Aim: Among the lines of these entries, how many hold the word "Admin"? State only the number.

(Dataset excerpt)
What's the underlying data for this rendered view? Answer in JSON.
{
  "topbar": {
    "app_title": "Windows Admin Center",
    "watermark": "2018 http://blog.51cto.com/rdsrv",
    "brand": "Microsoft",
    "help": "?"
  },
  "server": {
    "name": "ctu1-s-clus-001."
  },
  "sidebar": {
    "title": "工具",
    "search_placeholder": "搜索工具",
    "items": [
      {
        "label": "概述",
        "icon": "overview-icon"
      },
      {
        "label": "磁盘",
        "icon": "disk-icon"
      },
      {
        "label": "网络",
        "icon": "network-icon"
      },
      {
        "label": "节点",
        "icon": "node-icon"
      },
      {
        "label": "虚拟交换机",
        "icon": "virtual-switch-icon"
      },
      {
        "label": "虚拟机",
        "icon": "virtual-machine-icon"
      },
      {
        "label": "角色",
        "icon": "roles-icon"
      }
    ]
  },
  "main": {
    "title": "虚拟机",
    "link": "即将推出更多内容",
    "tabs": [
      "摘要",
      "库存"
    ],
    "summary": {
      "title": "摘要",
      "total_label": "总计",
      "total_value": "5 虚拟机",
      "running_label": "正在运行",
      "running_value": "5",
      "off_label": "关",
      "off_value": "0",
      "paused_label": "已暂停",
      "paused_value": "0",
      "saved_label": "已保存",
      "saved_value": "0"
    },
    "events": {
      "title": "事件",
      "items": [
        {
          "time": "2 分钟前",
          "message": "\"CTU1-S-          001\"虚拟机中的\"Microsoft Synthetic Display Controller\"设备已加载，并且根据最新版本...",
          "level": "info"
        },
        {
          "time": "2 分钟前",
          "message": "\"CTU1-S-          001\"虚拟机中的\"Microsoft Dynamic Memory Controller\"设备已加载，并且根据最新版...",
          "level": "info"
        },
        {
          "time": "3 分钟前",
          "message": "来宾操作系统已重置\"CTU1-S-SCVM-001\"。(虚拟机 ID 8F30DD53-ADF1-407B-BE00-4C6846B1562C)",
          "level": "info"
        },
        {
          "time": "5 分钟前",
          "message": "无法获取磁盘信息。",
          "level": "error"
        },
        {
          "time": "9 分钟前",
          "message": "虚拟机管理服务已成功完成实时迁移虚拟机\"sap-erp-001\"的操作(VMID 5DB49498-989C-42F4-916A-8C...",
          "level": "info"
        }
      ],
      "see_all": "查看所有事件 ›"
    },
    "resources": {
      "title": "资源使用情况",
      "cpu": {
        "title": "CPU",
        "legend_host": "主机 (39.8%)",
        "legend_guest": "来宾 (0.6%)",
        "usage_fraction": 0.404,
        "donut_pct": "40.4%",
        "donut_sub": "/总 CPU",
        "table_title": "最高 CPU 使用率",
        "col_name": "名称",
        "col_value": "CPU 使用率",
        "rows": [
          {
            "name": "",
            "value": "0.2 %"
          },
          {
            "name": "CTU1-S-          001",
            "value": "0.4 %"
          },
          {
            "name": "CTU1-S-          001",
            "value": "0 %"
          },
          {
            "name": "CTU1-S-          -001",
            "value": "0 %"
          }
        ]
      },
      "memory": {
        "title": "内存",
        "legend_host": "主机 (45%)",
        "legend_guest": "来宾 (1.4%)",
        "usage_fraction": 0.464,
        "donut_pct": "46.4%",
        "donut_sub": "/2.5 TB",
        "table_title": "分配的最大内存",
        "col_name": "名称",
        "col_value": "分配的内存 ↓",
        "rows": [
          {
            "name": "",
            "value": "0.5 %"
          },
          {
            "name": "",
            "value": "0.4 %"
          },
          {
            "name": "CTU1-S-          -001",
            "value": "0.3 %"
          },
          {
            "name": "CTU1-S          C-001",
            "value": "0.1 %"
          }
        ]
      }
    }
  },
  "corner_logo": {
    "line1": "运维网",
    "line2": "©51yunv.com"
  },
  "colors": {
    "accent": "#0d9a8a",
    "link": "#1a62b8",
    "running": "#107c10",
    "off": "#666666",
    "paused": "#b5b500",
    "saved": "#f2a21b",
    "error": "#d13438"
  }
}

* * *

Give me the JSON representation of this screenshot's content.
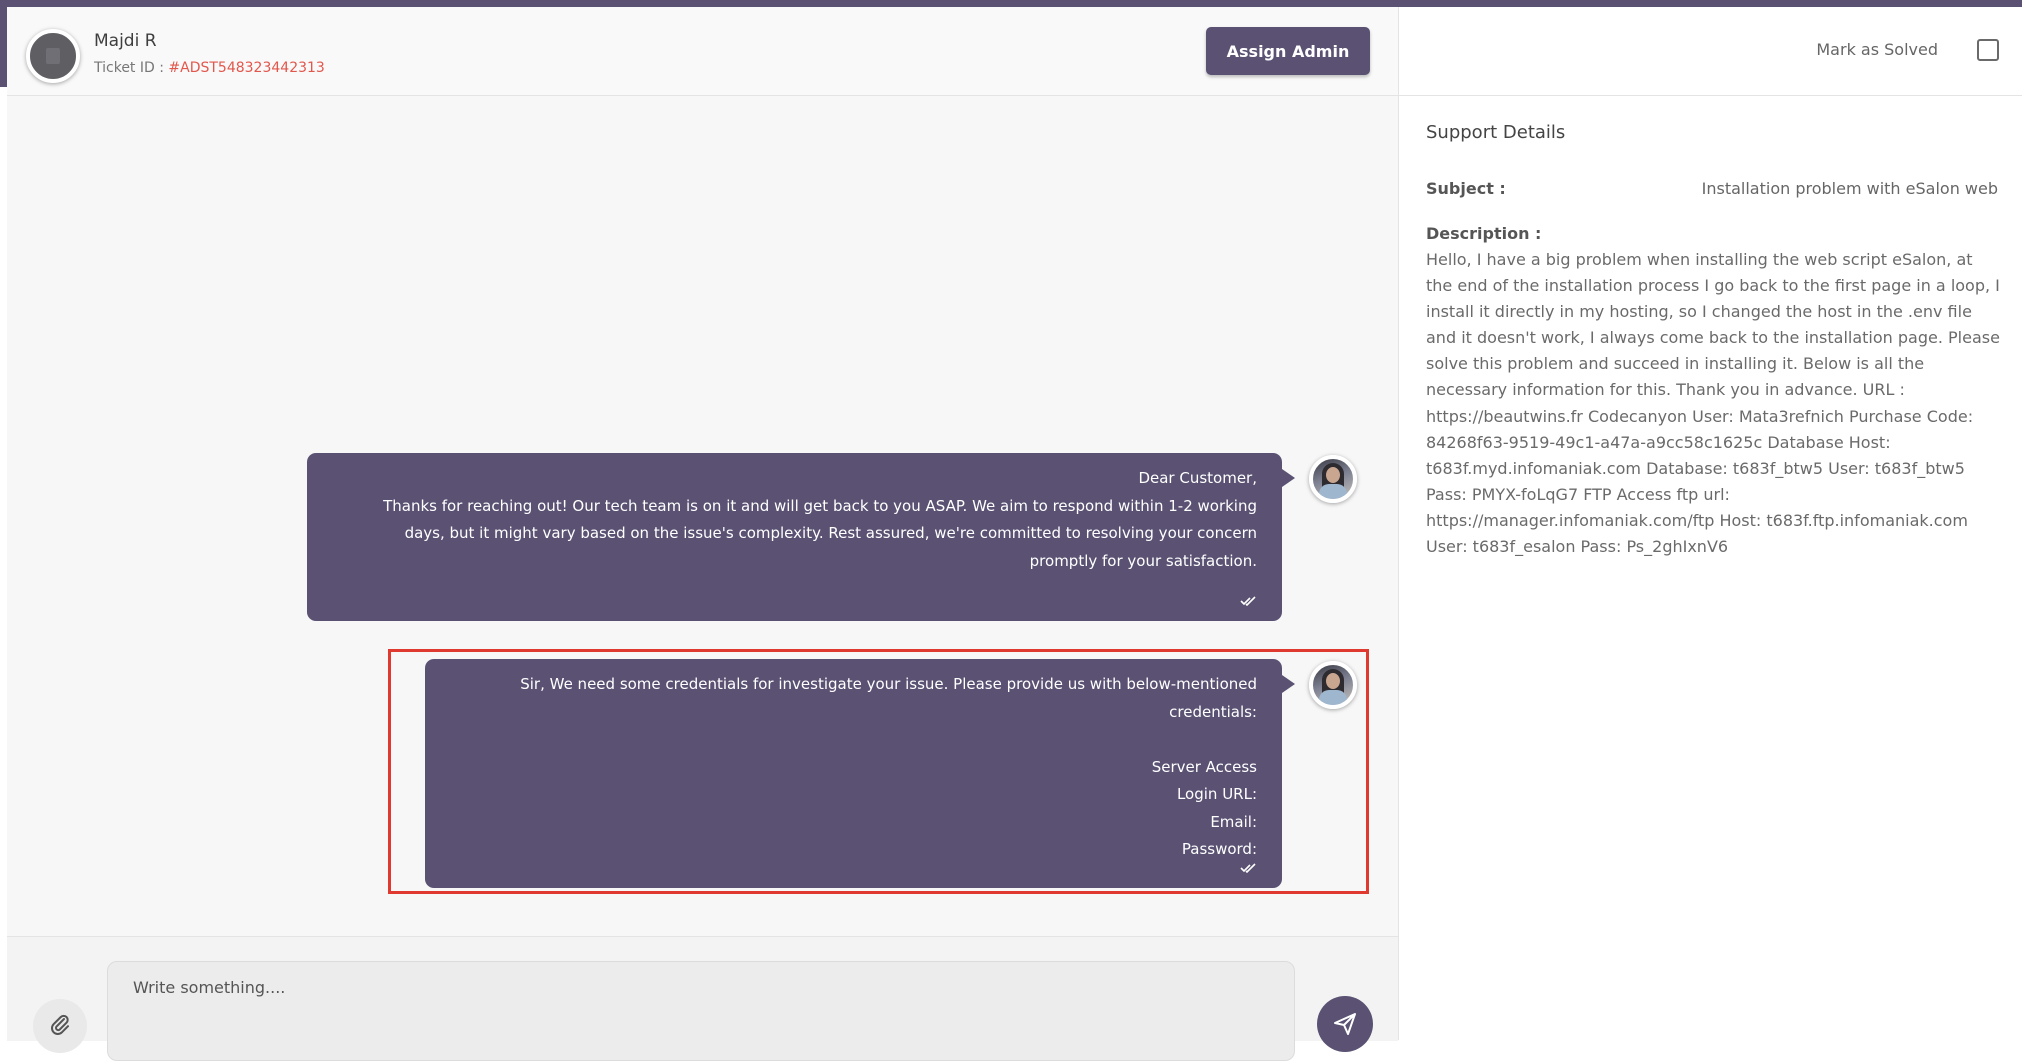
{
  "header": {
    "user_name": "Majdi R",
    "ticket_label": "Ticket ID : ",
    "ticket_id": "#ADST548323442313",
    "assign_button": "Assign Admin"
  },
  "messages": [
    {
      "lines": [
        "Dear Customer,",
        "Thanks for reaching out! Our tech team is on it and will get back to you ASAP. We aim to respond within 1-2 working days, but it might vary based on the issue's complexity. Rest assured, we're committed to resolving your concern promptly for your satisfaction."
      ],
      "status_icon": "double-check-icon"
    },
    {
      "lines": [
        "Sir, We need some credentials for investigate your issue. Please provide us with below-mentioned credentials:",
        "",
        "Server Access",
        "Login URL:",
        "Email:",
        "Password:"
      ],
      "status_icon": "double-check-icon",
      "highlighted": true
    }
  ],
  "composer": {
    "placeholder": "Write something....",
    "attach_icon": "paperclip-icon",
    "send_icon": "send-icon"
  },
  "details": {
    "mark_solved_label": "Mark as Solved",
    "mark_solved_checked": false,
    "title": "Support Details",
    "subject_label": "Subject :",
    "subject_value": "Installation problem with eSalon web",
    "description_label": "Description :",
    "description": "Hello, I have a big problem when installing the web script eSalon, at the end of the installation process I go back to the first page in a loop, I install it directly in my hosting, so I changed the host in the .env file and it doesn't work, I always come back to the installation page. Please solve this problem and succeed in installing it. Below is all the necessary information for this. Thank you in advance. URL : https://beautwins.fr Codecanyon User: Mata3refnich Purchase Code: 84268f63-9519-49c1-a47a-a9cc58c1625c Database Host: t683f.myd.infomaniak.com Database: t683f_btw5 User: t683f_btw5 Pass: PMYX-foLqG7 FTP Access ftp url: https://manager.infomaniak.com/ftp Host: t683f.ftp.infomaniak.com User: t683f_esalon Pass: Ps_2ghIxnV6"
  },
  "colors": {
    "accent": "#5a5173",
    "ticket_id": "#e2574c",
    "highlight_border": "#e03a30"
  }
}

Final result: 2